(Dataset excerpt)
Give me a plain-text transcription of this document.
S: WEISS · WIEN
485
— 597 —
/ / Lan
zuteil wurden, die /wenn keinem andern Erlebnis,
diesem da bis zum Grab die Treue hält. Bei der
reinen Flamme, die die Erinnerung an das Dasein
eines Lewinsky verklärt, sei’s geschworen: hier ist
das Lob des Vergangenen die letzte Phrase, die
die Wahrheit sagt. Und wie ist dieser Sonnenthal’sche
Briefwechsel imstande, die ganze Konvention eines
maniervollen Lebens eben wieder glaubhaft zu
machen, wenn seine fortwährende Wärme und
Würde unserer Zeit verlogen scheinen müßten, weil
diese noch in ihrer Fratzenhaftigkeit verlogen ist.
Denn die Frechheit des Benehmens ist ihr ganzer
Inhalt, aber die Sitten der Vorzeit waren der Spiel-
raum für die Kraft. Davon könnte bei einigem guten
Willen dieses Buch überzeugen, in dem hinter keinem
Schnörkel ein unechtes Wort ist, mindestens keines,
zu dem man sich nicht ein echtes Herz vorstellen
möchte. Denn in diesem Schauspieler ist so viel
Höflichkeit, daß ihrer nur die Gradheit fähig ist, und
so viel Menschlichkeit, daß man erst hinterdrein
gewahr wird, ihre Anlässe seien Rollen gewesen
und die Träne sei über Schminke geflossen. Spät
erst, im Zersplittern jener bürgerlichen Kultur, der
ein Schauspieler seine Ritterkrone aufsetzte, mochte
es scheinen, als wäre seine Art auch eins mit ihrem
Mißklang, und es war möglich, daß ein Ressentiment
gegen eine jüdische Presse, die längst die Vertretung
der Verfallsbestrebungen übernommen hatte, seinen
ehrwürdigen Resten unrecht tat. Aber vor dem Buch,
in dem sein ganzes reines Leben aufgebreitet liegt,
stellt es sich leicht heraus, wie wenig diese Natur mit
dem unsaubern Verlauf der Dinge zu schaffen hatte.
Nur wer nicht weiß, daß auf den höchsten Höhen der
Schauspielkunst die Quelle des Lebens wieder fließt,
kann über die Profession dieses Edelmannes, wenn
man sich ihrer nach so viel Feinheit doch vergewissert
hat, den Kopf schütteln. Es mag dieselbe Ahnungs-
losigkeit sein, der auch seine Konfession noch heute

Written task:
Transcribe all entries exactly as they are given.

The output:
Give me a plain-text transcription of this document.
S: WEISS · WIEN
485
— 597 —
/ / Lan
zuteil wurden, die /wenn keinem andern Erlebnis,
diesem da bis zum Grab die Treue hält. Bei der
reinen Flamme, die die Erinnerung an das Dasein
eines Lewinsky verklärt, sei’s geschworen: hier ist
das Lob des Vergangenen die letzte Phrase, die
die Wahrheit sagt. Und wie ist dieser Sonnenthal’sche
Briefwechsel imstande, die ganze Konvention eines
maniervollen Lebens eben wieder glaubhaft zu
machen, wenn seine fortwährende Wärme und
Würde unserer Zeit verlogen scheinen müßten, weil
diese noch in ihrer Fratzenhaftigkeit verlogen ist.
Denn die Frechheit des Benehmens ist ihr ganzer
Inhalt, aber die Sitten der Vorzeit waren der Spiel-
raum für die Kraft. Davon könnte bei einigem guten
Willen dieses Buch überzeugen, in dem hinter keinem
Schnörkel ein unechtes Wort ist, mindestens keines,
zu dem man sich nicht ein echtes Herz vorstellen
möchte. Denn in diesem Schauspieler ist so viel
Höflichkeit, daß ihrer nur die Gradheit fähig ist, und
so viel Menschlichkeit, daß man erst hinterdrein
gewahr wird, ihre Anlässe seien Rollen gewesen
und die Träne sei über Schminke geflossen. Spät
erst, im Zersplittern jener bürgerlichen Kultur, der
ein Schauspieler seine Ritterkrone aufsetzte, mochte
es scheinen, als wäre seine Art auch eins mit ihrem
Mißklang, und es war möglich, daß ein Ressentiment
gegen eine jüdische Presse, die längst die Vertretung
der Verfallsbestrebungen übernommen hatte, seinen
ehrwürdigen Resten unrecht tat. Aber vor dem Buch,
in dem sein ganzes reines Leben aufgebreitet liegt,
stellt es sich leicht heraus, wie wenig diese Natur mit
dem unsaubern Verlauf der Dinge zu schaffen hatte.
Nur wer nicht weiß, daß auf den höchsten Höhen der
Schauspielkunst die Quelle des Lebens wieder fließt,
kann über die Profession dieses Edelmannes, wenn
man sich ihrer nach so viel Feinheit doch vergewissert
hat, den Kopf schütteln. Es mag dieselbe Ahnungs-
losigkeit sein, der auch seine Konfession noch heute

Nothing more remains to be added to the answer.